▶ WHAT TO PRODUCE
Print all of the entries exactly, minus the pictures.

▶ ITEMS
<<<<

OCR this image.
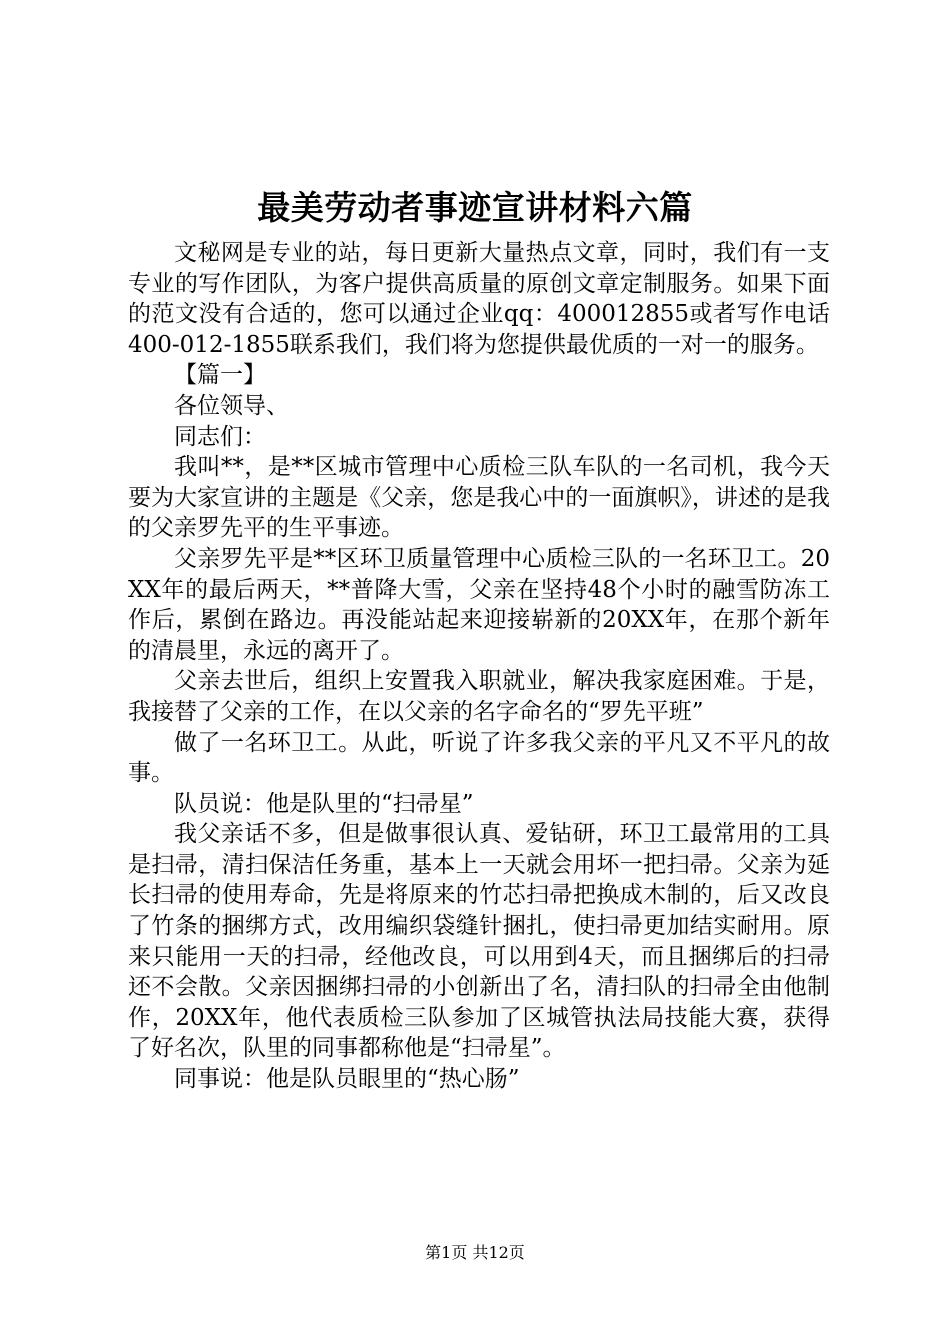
最美劳动者事迹宣讲材料六篇

文秘网是专业的站，每日更新大量热点文章，同时，我们有一支专业的写作团队，为客户提供高质量的原创文章定制服务。如果下面的范文没有合适的，您可以通过企业qq：400012855或者写作电话400-012-1855联系我们，我们将为您提供最优质的一对一的服务。

【篇一】

各位领导、

同志们：

我叫**，是**区城市管理中心质检三队车队的一名司机，我今天要为大家宣讲的主题是《父亲，您是我心中的一面旗帜》，讲述的是我的父亲罗先平的生平事迹。

父亲罗先平是**区环卫质量管理中心质检三队的一名环卫工。20XX年的最后两天，**普降大雪，父亲在坚持48个小时的融雪防冻工作后，累倒在路边。再没能站起来迎接崭新的20XX年，在那个新年的清晨里，永远的离开了。

父亲去世后，组织上安置我入职就业，解决我家庭困难。于是，我接替了父亲的工作，在以父亲的名字命名的“罗先平班”

做了一名环卫工。从此，听说了许多我父亲的平凡又不平凡的故事。

队员说：他是队里的“扫帚星”

我父亲话不多，但是做事很认真、爱钻研，环卫工最常用的工具是扫帚，清扫保洁任务重，基本上一天就会用坏一把扫帚。父亲为延长扫帚的使用寿命，先是将原来的竹芯扫帚把换成木制的，后又改良了竹条的捆绑方式，改用编织袋缝针捆扎，使扫帚更加结实耐用。原来只能用一天的扫帚，经他改良，可以用到4天，而且捆绑后的扫帚还不会散。父亲因捆绑扫帚的小创新出了名，清扫队的扫帚全由他制作，20XX年，他代表质检三队参加了区城管执法局技能大赛，获得了好名次，队里的同事都称他是“扫帚星”。

同事说：他是队员眼里的“热心肠”

第1页 共12页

>>>>

▶ COMPLETE RESPONSE
OCR this image.
最美劳动者事迹宣讲材料六篇

文秘网是专业的站，每日更新大量热点文章，同时，我们有一支专业的写作团队，为客户提供高质量的原创文章定制服务。如果下面的范文没有合适的，您可以通过企业qq：400012855或者写作电话400-012-1855联系我们，我们将为您提供最优质的一对一的服务。

【篇一】

各位领导、

同志们：

我叫**，是**区城市管理中心质检三队车队的一名司机，我今天要为大家宣讲的主题是《父亲，您是我心中的一面旗帜》，讲述的是我的父亲罗先平的生平事迹。

父亲罗先平是**区环卫质量管理中心质检三队的一名环卫工。20XX年的最后两天，**普降大雪，父亲在坚持48个小时的融雪防冻工作后，累倒在路边。再没能站起来迎接崭新的20XX年，在那个新年的清晨里，永远的离开了。

父亲去世后，组织上安置我入职就业，解决我家庭困难。于是，我接替了父亲的工作，在以父亲的名字命名的“罗先平班”

做了一名环卫工。从此，听说了许多我父亲的平凡又不平凡的故事。

队员说：他是队里的“扫帚星”

我父亲话不多，但是做事很认真、爱钻研，环卫工最常用的工具是扫帚，清扫保洁任务重，基本上一天就会用坏一把扫帚。父亲为延长扫帚的使用寿命，先是将原来的竹芯扫帚把换成木制的，后又改良了竹条的捆绑方式，改用编织袋缝针捆扎，使扫帚更加结实耐用。原来只能用一天的扫帚，经他改良，可以用到4天，而且捆绑后的扫帚还不会散。父亲因捆绑扫帚的小创新出了名，清扫队的扫帚全由他制作，20XX年，他代表质检三队参加了区城管执法局技能大赛，获得了好名次，队里的同事都称他是“扫帚星”。

同事说：他是队员眼里的“热心肠”

第1页 共12页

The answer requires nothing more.